The Motley Fool

Can Link REIT Keep Growing its DPU?

Link REIT (HKSE: 823) is the largest REIT in Asia by market capitalisation, worth around HK$194 billion. It’s a constituent stock of the benchmark Hang Seng Index (^HSI) and also a firm favourite among local Hong Kong investors looking for regular passive income.

Link REIT has posted impressive results over the last five years and also grown distribution per unit (DPU) from HK$1.8284 in FY2014/2015 to HK$2.7117 in FY2018/2019 (a 48% increase over five years). The question now, though, is can the REIT keep growing and providing larger payouts to shareholders?

Portfolio and earnings

The REIT’s portfolio (as at 31 March 2019) consists of 126 properties in Hong Kong with around 8 million square feet of retail space, and almost 56,000 car park spaces. In China, the REIT owns 5 properties with around 5 million square feet of retail and office space. The total portfolio value as of 31 March 2019 was HK$218 billion.

Link reported a stellar set of results for its fiscal 2018/2019 earnings (the REIT has a 31 March year-end). Revenue rose by 7.2% year-on-year to HK$10 billion, while net property income (NPI) was up 7.1% year-on-year to HK$7.7 billion.

Distribution per unit (DPU) was up 8.6% year-on-year to HK$2.7117. At Link’s last traded price of HK$92.10, the REIT’s trailing dividend yield stood at 2.9%.

The REIT is undertaking several initiatives to grow its portfolio and DPU, and the good news is that it has a long-term plan for a high single-digit growth target by 2025. Let’s take a look at some of these initiatives.

Directions for this task -> List every percentage figure that appears in the Link REIT article, in the order they occur.

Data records
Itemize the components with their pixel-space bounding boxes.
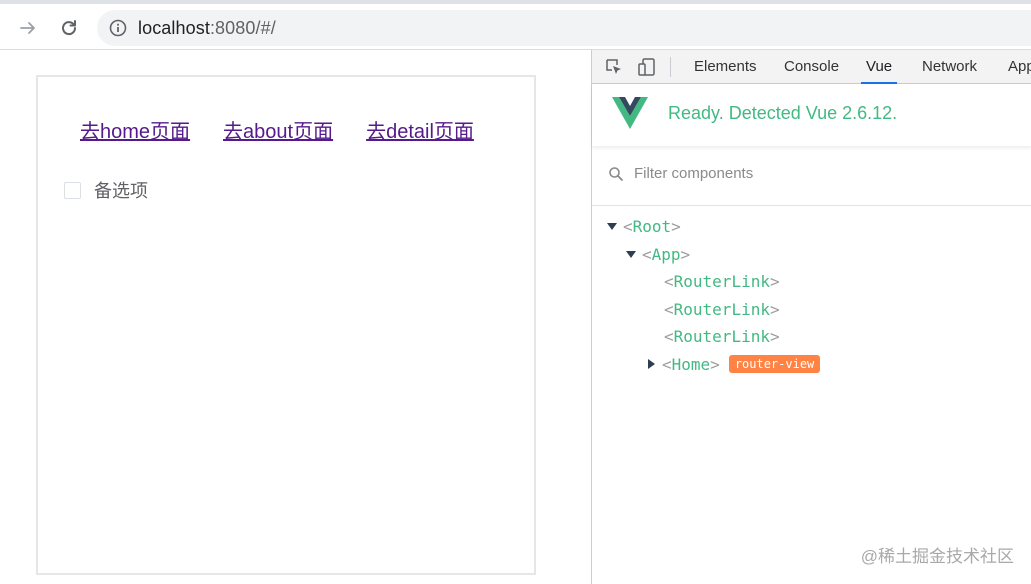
tree-node-routerlink[interactable]: < RouterLink > — [664, 297, 780, 321]
forward-button[interactable] — [12, 12, 44, 44]
page-viewport: 去home页面 去about页面 去detail页面 备选项 — [0, 50, 591, 584]
component-name: RouterLink — [673, 271, 770, 291]
tab-separator — [670, 57, 671, 77]
reload-icon — [62, 20, 77, 36]
url-text: localhost:8080/#/ — [138, 17, 276, 38]
tree-node-home[interactable]: < Home > router-view — [646, 352, 821, 376]
tab-vue[interactable]: Vue — [860, 50, 898, 84]
tab-elements[interactable]: Elements — [694, 50, 757, 84]
tab-network[interactable]: Network — [922, 50, 977, 84]
router-links: 去home页面 去about页面 去detail页面 — [80, 115, 507, 144]
tab-console[interactable]: Console — [784, 50, 839, 84]
browser-toolbar: localhost:8080/#/ — [0, 0, 1031, 50]
checkbox-row[interactable]: 备选项 — [64, 177, 148, 203]
home-link[interactable]: 去home页面 — [80, 115, 190, 144]
collapsed-caret-icon[interactable] — [646, 359, 656, 369]
option-checkbox[interactable] — [64, 181, 81, 199]
component-name: App — [651, 244, 681, 264]
vue-detected-status: Ready. Detected Vue 2.6.12. — [668, 103, 898, 123]
devtools-tab-bar: Elements Console Vue Network App — [592, 50, 1031, 84]
search-icon — [608, 166, 624, 187]
expanded-caret-icon[interactable] — [607, 221, 617, 231]
forward-arrow-icon — [20, 22, 35, 34]
expanded-caret-icon[interactable] — [626, 249, 636, 259]
tree-node-routerlink[interactable]: < RouterLink > — [664, 269, 780, 293]
filter-components-bar[interactable]: Filter components — [592, 149, 1031, 206]
component-name: Root — [632, 216, 672, 236]
router-view-badge: router-view — [728, 355, 821, 373]
reload-button[interactable] — [53, 12, 85, 44]
filter-components-input[interactable]: Filter components — [634, 165, 753, 182]
tab-application[interactable]: App — [1008, 50, 1031, 84]
tree-node-root[interactable]: < Root > — [607, 214, 681, 238]
component-name: Home — [671, 354, 711, 374]
checkbox-label[interactable]: 备选项 — [94, 177, 148, 203]
site-info-icon[interactable] — [109, 19, 127, 37]
devtools-panel: Elements Console Vue Network App Ready. … — [591, 50, 1031, 584]
address-bar[interactable]: localhost:8080/#/ — [97, 10, 1031, 46]
component-name: RouterLink — [673, 299, 770, 319]
watermark: @稀土掘金技术社区 — [860, 547, 1014, 566]
vue-logo-icon — [612, 97, 648, 134]
device-toolbar-icon[interactable] — [636, 56, 658, 78]
detail-link[interactable]: 去detail页面 — [366, 115, 474, 144]
vue-devtools-header: Ready. Detected Vue 2.6.12. — [592, 84, 1031, 146]
about-link[interactable]: 去about页面 — [223, 115, 333, 144]
app-container: 去home页面 去about页面 去detail页面 备选项 — [36, 75, 536, 575]
inspect-element-icon[interactable] — [603, 56, 625, 78]
tree-node-routerlink[interactable]: < RouterLink > — [664, 324, 780, 348]
component-name: RouterLink — [673, 326, 770, 346]
tree-node-app[interactable]: < App > — [626, 242, 690, 266]
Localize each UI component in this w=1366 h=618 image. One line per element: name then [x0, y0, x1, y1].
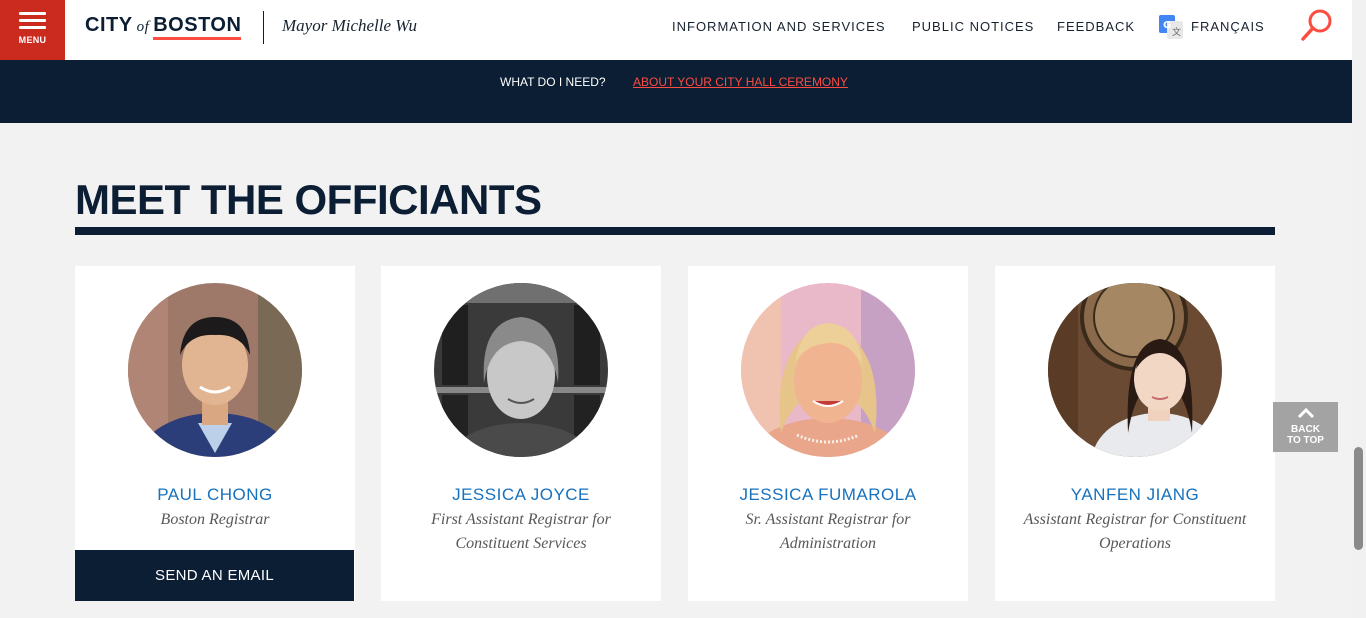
officiant-card: PAUL CHONG Boston Registrar SEND AN EMAI…	[75, 266, 355, 601]
sub-navigation: WHAT DO I NEED? ABOUT YOUR CITY HALL CER…	[0, 60, 1352, 123]
avatar	[741, 283, 915, 457]
section-title: MEET THE OFFICIANTS	[75, 176, 542, 223]
officiant-role: Boston Registrar	[160, 511, 270, 528]
menu-button[interactable]: MENU	[0, 0, 65, 60]
menu-label: MENU	[18, 35, 47, 45]
back-to-top-label: BACK TO TOP	[1273, 424, 1338, 446]
svg-text:G: G	[1163, 20, 1171, 31]
back-to-top-line2: TO TOP	[1287, 435, 1324, 446]
avatar	[128, 283, 302, 457]
chevron-up-icon	[1297, 407, 1315, 419]
logo-city: CITY	[85, 14, 133, 36]
scrollbar-thumb[interactable]	[1354, 447, 1363, 550]
translate-icon[interactable]: G 文	[1159, 15, 1183, 39]
subnav-about-ceremony[interactable]: ABOUT YOUR CITY HALL CEREMONY	[633, 75, 848, 89]
send-email-button[interactable]: SEND AN EMAIL	[75, 550, 354, 601]
officiant-name: JESSICA JOYCE	[452, 485, 590, 504]
header-divider	[263, 11, 264, 44]
avatar	[1048, 283, 1222, 457]
officiant-role: Assistant Registrar for Constituent Oper…	[1023, 511, 1247, 552]
officiant-card: JESSICA JOYCE First Assistant Registrar …	[381, 266, 661, 601]
logo-of: of	[136, 19, 150, 35]
page-scrollbar[interactable]	[1352, 0, 1366, 618]
hamburger-icon	[19, 12, 46, 33]
title-rule	[75, 227, 1275, 235]
search-icon[interactable]	[1299, 7, 1335, 43]
site-header: MENU CITY of BOSTON Mayor Michelle Wu INFO…	[0, 0, 1352, 60]
avatar	[434, 283, 608, 457]
officiant-card: JESSICA FUMAROLA Sr. Assistant Registrar…	[688, 266, 968, 601]
nav-language-francais[interactable]: FRANÇAIS	[1191, 19, 1265, 34]
officiant-role: Sr. Assistant Registrar for Administrati…	[745, 511, 911, 552]
nav-information-and-services[interactable]: INFORMATION AND SERVICES	[672, 19, 886, 34]
logo-boston: BOSTON	[153, 14, 242, 40]
back-to-top-button[interactable]: BACK TO TOP	[1273, 402, 1338, 452]
officiant-name: JESSICA FUMAROLA	[739, 485, 917, 504]
officiant-role: First Assistant Registrar for Constituen…	[431, 511, 611, 552]
subnav-what-do-i-need[interactable]: WHAT DO I NEED?	[500, 75, 606, 89]
officiant-name: PAUL CHONG	[157, 485, 273, 504]
svg-text:文: 文	[1172, 26, 1181, 38]
mayor-name: Mayor Michelle Wu	[282, 16, 418, 35]
city-of-boston-logo[interactable]: CITY of BOSTON	[85, 14, 242, 40]
back-to-top-line1: BACK	[1291, 424, 1320, 435]
officiant-card: YANFEN JIANG Assistant Registrar for Con…	[995, 266, 1275, 601]
officiant-name: YANFEN JIANG	[1070, 485, 1200, 504]
nav-feedback[interactable]: FEEDBACK	[1057, 19, 1135, 34]
nav-public-notices[interactable]: PUBLIC NOTICES	[912, 19, 1034, 34]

Result below -> 48%, 7.2%, 7.1%, 8.6%, 2.9%